#### TASK INSTRUCTIONS:
Report how many lines contain "რაოდენობა"; state the number and nothing else.
* begin ENTRIES *
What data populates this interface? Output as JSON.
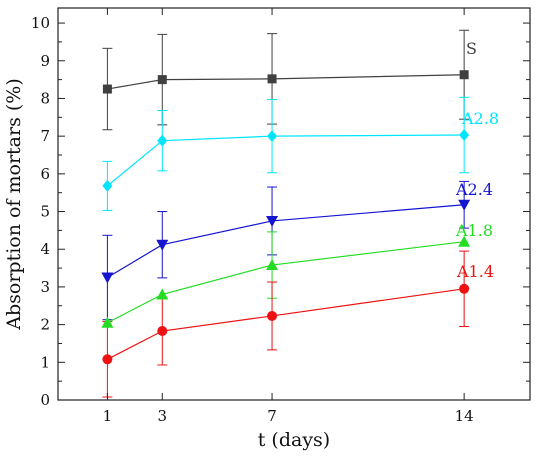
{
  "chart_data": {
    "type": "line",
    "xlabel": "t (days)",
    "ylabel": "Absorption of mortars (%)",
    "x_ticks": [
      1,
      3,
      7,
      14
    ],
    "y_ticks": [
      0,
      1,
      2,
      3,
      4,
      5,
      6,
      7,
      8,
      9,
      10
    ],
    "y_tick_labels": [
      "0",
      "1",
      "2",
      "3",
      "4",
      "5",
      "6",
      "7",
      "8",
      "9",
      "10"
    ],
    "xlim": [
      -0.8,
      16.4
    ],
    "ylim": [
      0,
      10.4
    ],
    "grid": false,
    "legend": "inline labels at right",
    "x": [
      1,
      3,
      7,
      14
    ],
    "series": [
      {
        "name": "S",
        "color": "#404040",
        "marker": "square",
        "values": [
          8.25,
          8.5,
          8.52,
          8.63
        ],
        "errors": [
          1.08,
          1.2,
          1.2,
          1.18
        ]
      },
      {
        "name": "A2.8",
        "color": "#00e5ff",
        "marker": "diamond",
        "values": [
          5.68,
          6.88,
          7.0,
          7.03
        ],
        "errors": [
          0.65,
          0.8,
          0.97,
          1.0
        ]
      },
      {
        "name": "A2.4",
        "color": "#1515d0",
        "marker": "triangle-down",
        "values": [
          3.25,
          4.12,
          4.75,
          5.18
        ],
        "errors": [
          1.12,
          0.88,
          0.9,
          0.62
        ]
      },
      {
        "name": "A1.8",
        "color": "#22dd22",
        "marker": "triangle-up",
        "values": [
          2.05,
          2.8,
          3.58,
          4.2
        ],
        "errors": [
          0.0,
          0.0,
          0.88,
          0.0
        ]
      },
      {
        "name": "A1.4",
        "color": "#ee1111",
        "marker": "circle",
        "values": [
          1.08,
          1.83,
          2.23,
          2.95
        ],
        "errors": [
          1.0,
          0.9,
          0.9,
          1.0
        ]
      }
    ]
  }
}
* end ENTRIES *
* begin ENTRIES *
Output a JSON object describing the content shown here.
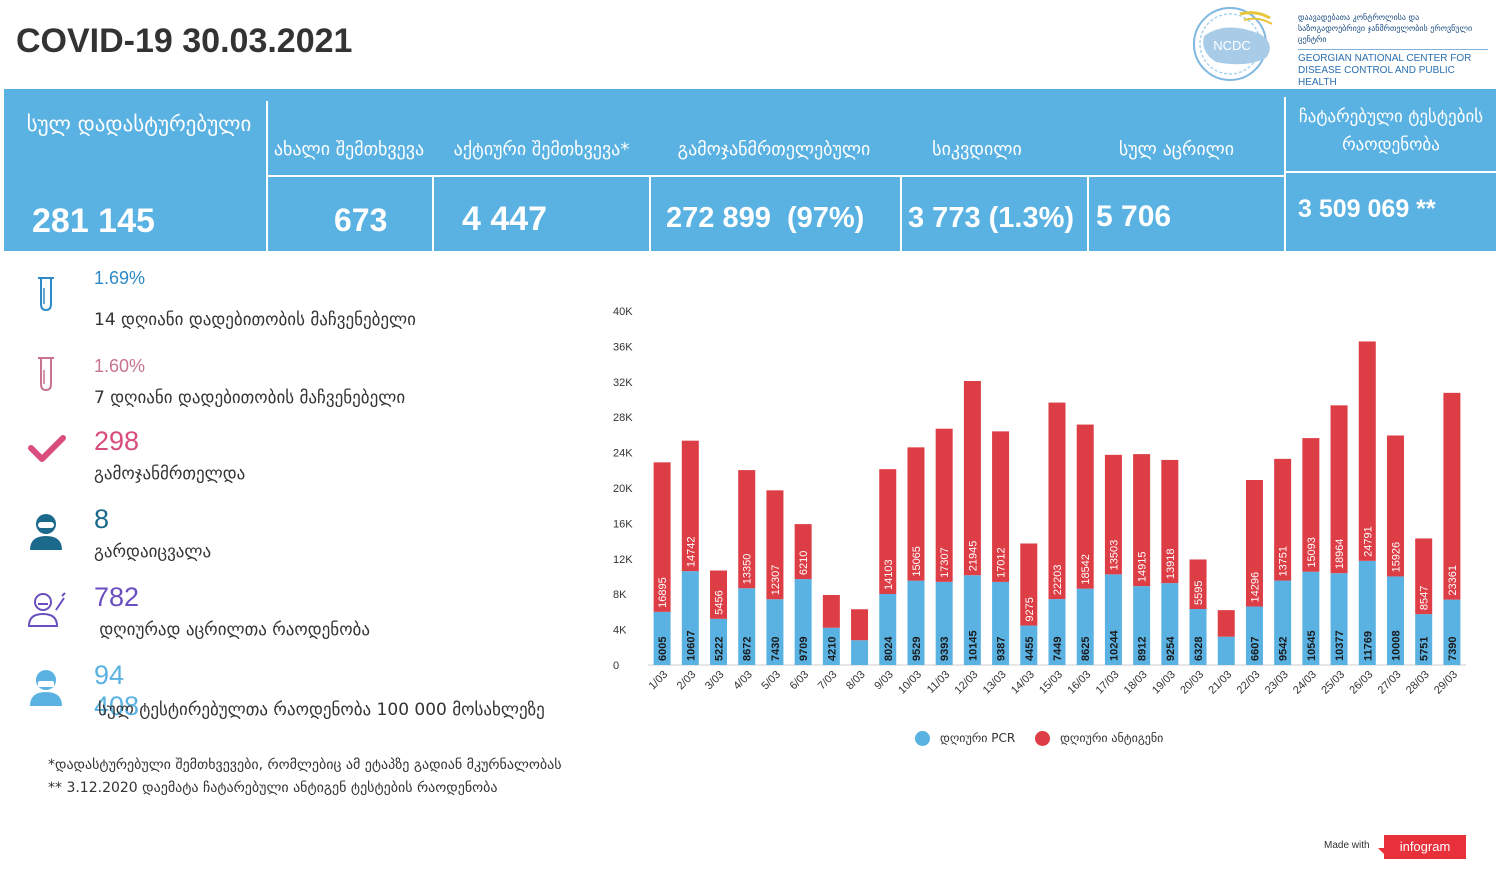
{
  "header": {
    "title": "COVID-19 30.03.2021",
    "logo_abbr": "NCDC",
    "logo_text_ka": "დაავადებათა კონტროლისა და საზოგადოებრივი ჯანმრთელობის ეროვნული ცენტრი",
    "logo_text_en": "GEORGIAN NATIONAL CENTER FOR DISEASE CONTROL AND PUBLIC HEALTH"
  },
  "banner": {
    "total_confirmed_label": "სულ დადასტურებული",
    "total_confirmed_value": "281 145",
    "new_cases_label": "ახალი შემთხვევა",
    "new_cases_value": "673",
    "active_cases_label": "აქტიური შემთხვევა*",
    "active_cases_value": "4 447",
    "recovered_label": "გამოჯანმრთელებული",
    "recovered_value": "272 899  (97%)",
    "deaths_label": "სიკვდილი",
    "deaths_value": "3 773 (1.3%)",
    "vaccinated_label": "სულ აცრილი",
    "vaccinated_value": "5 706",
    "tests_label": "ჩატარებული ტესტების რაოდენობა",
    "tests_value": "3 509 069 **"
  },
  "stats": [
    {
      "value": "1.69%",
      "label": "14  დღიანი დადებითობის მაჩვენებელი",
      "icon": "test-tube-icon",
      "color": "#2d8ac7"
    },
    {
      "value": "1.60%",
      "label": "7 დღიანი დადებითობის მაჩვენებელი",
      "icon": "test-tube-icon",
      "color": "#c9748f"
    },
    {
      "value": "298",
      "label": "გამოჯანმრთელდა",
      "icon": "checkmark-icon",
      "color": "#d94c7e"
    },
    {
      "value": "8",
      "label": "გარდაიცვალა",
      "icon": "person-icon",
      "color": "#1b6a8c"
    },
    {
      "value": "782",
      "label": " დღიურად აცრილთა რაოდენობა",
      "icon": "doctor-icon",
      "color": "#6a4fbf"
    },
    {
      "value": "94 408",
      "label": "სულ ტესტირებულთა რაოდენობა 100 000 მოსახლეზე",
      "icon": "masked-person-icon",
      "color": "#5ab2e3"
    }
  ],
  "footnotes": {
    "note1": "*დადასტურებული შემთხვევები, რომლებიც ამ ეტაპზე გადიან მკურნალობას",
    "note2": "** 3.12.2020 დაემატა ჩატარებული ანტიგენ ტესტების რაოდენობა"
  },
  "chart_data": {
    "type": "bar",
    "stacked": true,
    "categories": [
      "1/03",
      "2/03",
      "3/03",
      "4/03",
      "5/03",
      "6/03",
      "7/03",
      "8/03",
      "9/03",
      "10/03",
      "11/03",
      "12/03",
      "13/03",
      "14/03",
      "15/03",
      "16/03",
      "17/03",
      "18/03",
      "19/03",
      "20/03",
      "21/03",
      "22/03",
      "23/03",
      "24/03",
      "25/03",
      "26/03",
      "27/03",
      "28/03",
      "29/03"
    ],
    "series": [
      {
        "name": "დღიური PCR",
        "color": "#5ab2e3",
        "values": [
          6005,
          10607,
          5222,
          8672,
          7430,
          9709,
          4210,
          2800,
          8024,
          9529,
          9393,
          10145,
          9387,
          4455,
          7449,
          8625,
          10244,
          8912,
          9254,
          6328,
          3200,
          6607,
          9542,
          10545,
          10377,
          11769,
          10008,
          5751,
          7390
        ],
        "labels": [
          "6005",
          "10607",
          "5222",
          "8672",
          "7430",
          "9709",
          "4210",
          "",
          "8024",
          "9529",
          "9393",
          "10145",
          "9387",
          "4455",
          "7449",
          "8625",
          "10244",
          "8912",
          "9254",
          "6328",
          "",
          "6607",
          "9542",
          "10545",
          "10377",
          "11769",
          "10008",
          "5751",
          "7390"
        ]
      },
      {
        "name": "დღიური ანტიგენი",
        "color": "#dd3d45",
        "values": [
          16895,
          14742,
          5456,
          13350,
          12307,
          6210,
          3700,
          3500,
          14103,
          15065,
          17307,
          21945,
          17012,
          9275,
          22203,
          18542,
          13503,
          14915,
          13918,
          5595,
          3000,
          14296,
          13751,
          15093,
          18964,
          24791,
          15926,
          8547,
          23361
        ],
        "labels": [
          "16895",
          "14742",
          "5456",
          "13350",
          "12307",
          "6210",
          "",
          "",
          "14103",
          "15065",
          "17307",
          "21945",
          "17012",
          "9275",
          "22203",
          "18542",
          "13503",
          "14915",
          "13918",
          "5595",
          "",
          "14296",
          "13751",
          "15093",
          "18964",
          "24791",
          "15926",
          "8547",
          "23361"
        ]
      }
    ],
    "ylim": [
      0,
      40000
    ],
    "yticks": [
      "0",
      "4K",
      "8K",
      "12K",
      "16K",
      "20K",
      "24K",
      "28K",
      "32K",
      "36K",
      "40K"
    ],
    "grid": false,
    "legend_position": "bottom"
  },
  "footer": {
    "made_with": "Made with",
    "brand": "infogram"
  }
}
* end ENTRIES *
#### OUTPUT BELOW:
4